## Compiti
1/ Riscrivi in forma più breve, per favore, il paragrafo del brano sulle false notizie che comincia con «La mattina del 21 febbraio 1814», mantenendone i fatti principali.
2/ Prosegui il brano sulle false notizie dal punto in cui termina.

== Brano del testo

La mattina del 21 febbraio 1814 un uomo vestito da ufficiale diffuse a Dover, in Inghilterra, la notizia della morte di Napoleone. Dirigendosi a cavallo verso Londra, di locanda in locanda condivise la notizia, che a macchia d’olio si diffuse tra la popolazione inglese, fino a provocare un forte scossone nella Borsa londinese. Solo dopo molte ore il Governo inglese sancì la falsità di questa notizia.

Le false notizie (“fake news”) fanno parte della storia umana. Negli ultimi anni sono cambiati i mezzi di diffusione e la loro velocità. Grazie alla rete e ai social media, una falsa informazione con un click si mette in viaggio verso migliaia di persone che, con la loro condivisione, diventano milioni in pochi secondi. I temi della salute sono un terreno fertile in tal senso, toccando le fragilità dei pazienti e dei loro familiari e favoriti dalle difficoltà nella comunicazione tra pazienti e medici, legata per molti secoli all’etica medica paternalistica, in cui il medico era il detentore unico del sapere e il paziente il fruitore delle sue competenze. La situazione cambiò nel 1973, quando venne pubblicata la Carta dei diritti del paziente, in cui si sanciva il suo diritto ad essere informato reso e partecipe delle decisioni terapeutiche che lo riguardavano. Nell’ultimo ventennio l’innovazione digitale ha cambiato la vita dei pazienti, la gestione della malattia e il rapporto medico-paziente.

====
== Voci fornite

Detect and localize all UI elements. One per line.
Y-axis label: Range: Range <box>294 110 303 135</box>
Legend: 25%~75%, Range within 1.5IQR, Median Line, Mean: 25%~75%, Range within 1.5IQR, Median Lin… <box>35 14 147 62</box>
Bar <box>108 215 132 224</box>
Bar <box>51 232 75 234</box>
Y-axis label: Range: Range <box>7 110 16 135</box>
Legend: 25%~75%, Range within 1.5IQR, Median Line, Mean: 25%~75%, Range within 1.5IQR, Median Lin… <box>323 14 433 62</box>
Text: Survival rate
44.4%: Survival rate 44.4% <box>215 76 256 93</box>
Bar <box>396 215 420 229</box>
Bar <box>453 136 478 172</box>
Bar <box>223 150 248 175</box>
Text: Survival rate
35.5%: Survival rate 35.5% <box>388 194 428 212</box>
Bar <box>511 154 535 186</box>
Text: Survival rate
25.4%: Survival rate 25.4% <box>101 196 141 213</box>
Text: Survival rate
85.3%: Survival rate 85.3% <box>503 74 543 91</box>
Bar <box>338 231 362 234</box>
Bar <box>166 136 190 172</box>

====

## Risposte
1/ Il 21 febbraio 1814 un uomo vestito da ufficiale diffuse a Dover la notizia della morte di Napoleone. Andando a cavallo verso Londra la ripeté di locanda in locanda. La voce si sparse tra la popolazione inglese e provocò un forte scossone nella Borsa di Londra. Solo dopo molte ore il Governo inglese ne dichiarò la falsità.

2/
Nel 2019 sono stati pubblicati i risultati di un’indagine dell’Istituto Negri di Milano: Internet è un punto di riferimento per 3 malati oncologici su 4, che utilizzano quasi tutti Google come motore di ricerca, ma sono poi i siti web istituzionali (società scientifiche, istituzioni sanitarie ed associazioni di pazienti) a riscuotere maggior affidabilità, mentre i social network hanno scarso credito. 1 paziente oncologico su 3 utilizza almeno un’app dedicata alla salute, mentre 6 pazienti su 10 utilizzano strumenti avanzati di comunicazione nel rapporto con il medico (WhatsApp e mail in testa). Chi ha un tumore cerca online informazioni sui sintomi (56%), sui centri di cura e sui medici (50%), sui trattamenti prescritti dall’oncologo (46%) e sugli stili di vita (43%). Di contro i medici non riescono a gestire questo fenomeno: appena il 5% dei pazienti ha ricevuto dal proprio oncologo un consiglio su dove approfondire tematiche legate alla propria salute.

In questo contesto il ruolo di Internet è controverso: da una parte offre numerose informazioni che possono aiutare cittadini e pazienti ad aumentare le proprie conoscenze, dall’altra contribuisce ad aumentare la confusione su determinate tematiche di salute.

Uno studio recente pubblicato sul Journal of the National Cancer Institute ha analizzato 200 articoli riportati sui social sui tumori più frequenti. E’ risultato che circa nel 30% dei casi sono riportate informazioni false e dannose, che possono indurre a posticipare o, addirittura, a non seguire terapie salvavita, a ricorrere a metodi “fai da te” basati su prodotti potenzialmente tossici o all’utilizzo di alternative prive di validità scientifica.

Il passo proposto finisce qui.